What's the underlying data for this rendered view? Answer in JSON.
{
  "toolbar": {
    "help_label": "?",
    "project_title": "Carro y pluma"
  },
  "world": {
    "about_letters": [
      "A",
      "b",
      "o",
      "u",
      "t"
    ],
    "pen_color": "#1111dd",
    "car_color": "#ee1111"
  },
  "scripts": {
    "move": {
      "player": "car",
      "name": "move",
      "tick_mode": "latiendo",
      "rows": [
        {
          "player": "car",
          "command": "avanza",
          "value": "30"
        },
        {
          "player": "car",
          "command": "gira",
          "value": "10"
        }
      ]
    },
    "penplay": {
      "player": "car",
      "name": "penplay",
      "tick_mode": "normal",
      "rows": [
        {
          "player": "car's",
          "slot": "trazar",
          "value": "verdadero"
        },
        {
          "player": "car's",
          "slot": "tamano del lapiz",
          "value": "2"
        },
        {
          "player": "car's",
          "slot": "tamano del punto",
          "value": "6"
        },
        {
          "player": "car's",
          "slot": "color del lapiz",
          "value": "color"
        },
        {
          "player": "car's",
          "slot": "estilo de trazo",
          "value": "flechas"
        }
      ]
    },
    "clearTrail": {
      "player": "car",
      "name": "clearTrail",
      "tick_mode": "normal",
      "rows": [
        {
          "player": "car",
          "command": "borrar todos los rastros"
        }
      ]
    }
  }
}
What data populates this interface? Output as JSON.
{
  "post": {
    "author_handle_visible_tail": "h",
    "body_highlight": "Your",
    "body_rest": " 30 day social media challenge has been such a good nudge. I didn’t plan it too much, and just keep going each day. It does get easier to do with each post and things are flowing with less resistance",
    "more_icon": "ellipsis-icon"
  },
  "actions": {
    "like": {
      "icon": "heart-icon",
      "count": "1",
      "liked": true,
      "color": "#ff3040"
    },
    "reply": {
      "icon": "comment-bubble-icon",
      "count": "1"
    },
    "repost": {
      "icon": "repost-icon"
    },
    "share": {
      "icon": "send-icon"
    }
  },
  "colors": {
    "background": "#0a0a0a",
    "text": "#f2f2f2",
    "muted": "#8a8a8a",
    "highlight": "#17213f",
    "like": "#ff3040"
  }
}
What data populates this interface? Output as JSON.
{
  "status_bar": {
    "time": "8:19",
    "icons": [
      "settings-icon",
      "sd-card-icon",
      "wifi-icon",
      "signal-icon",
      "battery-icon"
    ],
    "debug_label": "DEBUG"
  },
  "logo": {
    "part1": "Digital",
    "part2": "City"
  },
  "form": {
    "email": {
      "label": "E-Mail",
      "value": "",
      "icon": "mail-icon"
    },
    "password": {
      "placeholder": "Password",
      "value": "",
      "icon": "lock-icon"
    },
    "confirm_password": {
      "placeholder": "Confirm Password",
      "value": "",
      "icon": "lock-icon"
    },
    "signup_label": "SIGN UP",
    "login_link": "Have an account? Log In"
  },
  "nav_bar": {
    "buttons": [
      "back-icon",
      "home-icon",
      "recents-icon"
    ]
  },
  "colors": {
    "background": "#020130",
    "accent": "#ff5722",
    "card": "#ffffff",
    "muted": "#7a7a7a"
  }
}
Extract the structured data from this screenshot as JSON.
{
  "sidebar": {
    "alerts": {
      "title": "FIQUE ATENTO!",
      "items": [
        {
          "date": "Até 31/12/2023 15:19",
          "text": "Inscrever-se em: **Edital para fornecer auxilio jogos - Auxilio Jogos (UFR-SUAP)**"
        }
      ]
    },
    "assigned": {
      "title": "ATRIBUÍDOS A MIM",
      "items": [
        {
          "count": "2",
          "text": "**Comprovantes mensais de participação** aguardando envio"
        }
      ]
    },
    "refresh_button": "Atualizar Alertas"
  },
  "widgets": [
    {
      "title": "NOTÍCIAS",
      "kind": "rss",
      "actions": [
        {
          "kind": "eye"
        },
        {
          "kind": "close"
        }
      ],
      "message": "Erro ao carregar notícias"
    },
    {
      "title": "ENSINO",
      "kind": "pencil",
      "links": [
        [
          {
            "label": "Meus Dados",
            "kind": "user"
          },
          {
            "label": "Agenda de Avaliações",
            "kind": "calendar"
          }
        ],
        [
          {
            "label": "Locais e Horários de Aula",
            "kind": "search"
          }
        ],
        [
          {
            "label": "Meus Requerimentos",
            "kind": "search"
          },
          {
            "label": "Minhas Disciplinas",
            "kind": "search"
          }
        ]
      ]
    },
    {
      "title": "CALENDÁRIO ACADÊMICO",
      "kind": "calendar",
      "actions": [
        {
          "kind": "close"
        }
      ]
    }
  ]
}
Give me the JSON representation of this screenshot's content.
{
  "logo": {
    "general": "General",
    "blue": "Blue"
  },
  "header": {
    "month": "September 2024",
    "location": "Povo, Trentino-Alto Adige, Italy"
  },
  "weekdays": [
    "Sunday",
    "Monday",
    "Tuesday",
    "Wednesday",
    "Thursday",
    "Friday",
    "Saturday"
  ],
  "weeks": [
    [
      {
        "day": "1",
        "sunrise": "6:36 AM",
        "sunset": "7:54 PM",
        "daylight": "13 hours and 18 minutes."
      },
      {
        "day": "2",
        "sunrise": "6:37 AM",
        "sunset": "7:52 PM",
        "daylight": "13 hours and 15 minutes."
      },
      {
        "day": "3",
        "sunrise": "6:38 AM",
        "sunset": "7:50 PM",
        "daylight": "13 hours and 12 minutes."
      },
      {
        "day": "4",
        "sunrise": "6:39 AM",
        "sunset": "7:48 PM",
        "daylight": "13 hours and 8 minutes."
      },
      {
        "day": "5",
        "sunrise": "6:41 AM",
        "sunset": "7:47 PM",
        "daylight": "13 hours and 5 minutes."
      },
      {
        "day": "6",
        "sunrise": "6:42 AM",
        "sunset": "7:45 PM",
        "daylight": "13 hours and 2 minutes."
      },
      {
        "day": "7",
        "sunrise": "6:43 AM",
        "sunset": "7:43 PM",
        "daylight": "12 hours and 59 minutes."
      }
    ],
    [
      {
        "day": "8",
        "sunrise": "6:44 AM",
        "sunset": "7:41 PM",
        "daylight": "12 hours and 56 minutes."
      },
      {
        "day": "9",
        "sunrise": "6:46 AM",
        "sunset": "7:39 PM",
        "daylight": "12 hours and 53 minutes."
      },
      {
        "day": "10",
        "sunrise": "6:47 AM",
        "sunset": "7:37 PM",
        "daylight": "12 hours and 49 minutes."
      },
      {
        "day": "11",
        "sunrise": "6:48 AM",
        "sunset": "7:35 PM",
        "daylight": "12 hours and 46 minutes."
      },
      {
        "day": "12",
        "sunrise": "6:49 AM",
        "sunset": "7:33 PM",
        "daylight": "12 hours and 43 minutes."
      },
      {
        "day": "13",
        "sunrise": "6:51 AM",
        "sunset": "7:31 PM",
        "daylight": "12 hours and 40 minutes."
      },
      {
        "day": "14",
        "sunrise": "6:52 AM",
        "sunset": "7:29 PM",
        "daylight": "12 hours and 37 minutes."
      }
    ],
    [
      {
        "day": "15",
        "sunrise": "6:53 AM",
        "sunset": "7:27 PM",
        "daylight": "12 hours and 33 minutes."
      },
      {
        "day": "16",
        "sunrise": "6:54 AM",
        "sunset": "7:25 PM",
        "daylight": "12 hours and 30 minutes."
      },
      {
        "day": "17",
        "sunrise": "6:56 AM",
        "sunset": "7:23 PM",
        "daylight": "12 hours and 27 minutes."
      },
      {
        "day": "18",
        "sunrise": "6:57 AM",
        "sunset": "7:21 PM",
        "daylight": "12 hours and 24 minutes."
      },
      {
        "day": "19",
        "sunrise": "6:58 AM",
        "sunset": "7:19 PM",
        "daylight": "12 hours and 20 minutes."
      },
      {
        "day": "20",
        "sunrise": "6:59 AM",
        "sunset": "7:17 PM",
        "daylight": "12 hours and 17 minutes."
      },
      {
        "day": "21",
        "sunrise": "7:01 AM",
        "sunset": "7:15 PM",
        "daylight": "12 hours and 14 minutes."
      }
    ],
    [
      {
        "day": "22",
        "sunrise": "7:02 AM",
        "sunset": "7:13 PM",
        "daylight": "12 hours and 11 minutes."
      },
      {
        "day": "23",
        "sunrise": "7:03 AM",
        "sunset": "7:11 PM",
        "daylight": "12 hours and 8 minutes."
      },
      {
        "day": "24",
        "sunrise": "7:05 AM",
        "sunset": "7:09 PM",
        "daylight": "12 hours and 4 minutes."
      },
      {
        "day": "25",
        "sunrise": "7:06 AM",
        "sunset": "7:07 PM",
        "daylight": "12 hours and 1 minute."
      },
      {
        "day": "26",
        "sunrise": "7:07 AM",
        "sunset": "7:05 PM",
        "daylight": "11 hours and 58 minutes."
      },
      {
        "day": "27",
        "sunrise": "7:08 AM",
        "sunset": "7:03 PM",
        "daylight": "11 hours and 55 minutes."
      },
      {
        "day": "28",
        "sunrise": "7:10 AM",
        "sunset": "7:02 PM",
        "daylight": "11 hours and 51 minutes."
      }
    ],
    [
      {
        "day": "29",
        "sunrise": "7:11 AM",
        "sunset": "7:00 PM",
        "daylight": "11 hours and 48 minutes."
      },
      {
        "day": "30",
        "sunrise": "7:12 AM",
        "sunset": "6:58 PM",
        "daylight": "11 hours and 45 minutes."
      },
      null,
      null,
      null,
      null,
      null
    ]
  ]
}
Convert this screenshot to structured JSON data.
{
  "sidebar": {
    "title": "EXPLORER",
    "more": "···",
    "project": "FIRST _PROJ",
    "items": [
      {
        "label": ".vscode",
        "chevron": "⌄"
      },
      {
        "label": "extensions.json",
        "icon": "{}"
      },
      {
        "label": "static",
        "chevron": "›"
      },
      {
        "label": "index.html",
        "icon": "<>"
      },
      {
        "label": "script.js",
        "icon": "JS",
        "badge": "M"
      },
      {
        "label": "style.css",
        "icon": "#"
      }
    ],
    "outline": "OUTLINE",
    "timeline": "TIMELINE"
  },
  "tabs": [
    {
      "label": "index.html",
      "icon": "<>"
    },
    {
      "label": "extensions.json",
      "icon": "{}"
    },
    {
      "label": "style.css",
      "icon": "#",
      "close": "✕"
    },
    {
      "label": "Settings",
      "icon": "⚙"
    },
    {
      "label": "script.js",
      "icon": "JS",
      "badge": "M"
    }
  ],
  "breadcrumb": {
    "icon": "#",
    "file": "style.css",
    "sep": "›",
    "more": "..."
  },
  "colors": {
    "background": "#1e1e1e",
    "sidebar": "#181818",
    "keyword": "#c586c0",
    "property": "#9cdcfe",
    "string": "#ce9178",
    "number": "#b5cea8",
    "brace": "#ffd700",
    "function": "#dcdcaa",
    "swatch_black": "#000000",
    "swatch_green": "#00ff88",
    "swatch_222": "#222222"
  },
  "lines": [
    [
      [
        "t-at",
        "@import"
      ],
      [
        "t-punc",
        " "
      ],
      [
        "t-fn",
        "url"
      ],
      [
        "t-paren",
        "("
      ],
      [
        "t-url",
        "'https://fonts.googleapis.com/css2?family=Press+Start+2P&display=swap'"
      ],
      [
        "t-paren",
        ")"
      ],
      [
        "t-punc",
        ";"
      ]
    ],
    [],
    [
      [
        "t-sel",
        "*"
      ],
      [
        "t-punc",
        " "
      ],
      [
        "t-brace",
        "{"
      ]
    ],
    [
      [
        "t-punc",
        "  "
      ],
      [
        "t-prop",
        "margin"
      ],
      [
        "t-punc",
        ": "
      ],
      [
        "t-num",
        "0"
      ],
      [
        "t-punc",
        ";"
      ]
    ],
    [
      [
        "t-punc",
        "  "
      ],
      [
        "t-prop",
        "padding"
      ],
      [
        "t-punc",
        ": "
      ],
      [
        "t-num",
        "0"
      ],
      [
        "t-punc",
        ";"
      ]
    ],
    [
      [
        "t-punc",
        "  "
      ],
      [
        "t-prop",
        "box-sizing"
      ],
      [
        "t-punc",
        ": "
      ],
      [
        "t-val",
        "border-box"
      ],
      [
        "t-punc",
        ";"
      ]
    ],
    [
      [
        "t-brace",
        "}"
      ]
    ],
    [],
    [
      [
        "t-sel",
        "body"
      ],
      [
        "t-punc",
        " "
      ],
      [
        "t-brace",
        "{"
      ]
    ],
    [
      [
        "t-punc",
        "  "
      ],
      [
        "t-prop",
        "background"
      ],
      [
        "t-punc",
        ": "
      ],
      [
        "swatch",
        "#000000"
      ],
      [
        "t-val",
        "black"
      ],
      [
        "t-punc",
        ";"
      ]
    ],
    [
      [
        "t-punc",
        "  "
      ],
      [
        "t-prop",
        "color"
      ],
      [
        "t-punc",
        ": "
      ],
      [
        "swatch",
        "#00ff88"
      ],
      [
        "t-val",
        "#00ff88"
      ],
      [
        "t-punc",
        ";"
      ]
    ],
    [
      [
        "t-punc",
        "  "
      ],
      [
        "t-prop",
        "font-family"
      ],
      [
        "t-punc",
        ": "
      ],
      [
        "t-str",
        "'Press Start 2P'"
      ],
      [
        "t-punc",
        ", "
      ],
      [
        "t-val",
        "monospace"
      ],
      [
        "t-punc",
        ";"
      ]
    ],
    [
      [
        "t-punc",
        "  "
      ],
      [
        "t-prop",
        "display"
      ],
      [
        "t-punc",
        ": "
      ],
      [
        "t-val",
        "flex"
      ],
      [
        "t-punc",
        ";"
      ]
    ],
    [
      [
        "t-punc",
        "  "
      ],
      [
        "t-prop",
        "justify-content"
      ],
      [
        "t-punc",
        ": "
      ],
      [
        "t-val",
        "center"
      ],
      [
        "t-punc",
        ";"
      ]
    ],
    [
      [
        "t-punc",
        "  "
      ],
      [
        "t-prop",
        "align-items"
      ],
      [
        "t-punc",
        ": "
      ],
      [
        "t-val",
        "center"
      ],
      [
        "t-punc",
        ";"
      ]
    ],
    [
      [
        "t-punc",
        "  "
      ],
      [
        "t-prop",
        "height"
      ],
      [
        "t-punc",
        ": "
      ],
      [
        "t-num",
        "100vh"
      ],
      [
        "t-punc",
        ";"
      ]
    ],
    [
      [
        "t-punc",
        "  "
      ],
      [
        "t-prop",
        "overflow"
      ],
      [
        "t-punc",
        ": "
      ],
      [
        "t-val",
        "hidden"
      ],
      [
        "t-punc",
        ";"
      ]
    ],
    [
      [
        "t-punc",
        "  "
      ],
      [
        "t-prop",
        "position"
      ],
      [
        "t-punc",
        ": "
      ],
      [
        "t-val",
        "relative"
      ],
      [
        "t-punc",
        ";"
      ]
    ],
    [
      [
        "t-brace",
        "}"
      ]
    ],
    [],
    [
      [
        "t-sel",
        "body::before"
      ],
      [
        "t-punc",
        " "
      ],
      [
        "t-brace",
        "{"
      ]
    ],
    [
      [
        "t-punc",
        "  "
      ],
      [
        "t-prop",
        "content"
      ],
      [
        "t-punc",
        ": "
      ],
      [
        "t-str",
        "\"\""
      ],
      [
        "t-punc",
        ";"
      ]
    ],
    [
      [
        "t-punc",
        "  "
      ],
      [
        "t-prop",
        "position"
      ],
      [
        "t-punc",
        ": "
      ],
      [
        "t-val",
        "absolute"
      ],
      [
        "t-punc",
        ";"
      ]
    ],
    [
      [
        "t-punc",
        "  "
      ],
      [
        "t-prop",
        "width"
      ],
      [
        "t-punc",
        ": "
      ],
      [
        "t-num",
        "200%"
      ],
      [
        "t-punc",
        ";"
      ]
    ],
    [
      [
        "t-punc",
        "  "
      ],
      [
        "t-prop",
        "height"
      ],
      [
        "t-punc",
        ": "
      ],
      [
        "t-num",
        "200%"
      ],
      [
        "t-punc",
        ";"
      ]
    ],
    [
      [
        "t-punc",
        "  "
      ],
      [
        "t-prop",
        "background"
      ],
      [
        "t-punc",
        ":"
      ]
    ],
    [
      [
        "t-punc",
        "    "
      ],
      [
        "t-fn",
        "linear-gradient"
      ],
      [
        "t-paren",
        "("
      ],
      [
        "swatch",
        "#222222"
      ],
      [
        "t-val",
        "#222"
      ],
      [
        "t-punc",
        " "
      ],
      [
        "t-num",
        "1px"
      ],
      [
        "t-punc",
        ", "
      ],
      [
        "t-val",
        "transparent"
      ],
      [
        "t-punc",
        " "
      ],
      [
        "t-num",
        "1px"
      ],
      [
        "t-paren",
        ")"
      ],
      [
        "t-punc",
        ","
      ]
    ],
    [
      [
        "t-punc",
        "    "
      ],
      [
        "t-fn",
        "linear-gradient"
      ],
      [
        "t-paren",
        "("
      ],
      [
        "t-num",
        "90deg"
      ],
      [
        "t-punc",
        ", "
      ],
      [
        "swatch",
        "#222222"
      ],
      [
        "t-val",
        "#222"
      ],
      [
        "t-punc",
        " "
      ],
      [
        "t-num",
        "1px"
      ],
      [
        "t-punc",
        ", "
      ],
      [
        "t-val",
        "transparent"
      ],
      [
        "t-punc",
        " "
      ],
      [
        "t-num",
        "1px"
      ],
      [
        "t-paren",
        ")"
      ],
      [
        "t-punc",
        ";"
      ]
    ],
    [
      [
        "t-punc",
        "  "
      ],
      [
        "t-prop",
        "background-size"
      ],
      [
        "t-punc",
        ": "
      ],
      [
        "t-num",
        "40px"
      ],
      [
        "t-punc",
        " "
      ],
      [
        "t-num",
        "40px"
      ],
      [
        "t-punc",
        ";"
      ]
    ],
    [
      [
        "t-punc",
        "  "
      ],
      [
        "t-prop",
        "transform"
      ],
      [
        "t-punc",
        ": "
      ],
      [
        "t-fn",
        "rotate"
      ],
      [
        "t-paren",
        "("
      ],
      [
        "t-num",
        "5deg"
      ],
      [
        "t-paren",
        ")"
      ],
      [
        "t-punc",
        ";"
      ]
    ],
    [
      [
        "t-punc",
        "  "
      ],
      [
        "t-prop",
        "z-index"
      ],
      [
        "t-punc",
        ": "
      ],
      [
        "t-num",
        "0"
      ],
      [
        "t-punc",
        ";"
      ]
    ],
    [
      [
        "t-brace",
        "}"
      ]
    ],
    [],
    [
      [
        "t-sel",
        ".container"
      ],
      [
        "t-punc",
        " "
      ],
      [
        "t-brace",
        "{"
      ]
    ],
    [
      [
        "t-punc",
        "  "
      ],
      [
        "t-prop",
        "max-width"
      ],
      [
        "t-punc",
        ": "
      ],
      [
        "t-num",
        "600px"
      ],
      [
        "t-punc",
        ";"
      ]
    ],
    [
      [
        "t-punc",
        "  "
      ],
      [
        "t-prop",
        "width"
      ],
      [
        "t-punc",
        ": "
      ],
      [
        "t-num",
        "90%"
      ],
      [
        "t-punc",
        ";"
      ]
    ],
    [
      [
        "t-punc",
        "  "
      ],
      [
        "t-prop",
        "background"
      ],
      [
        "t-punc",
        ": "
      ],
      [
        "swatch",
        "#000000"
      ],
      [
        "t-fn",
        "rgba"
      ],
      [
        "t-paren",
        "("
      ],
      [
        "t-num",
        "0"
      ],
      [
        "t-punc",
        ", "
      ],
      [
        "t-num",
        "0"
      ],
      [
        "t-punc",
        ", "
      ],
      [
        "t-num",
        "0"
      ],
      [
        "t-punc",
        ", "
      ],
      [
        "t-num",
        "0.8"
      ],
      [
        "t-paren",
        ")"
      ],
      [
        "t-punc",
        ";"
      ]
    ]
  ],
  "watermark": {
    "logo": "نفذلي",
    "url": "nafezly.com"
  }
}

*Your goal*: Wherever "Press" shows up in a line, copy that line.

*Task answer*:
        "'https://fonts.googleapis.com/css2?family=Press+Start+2P&display=swap'"
        "'Press Start 2P'"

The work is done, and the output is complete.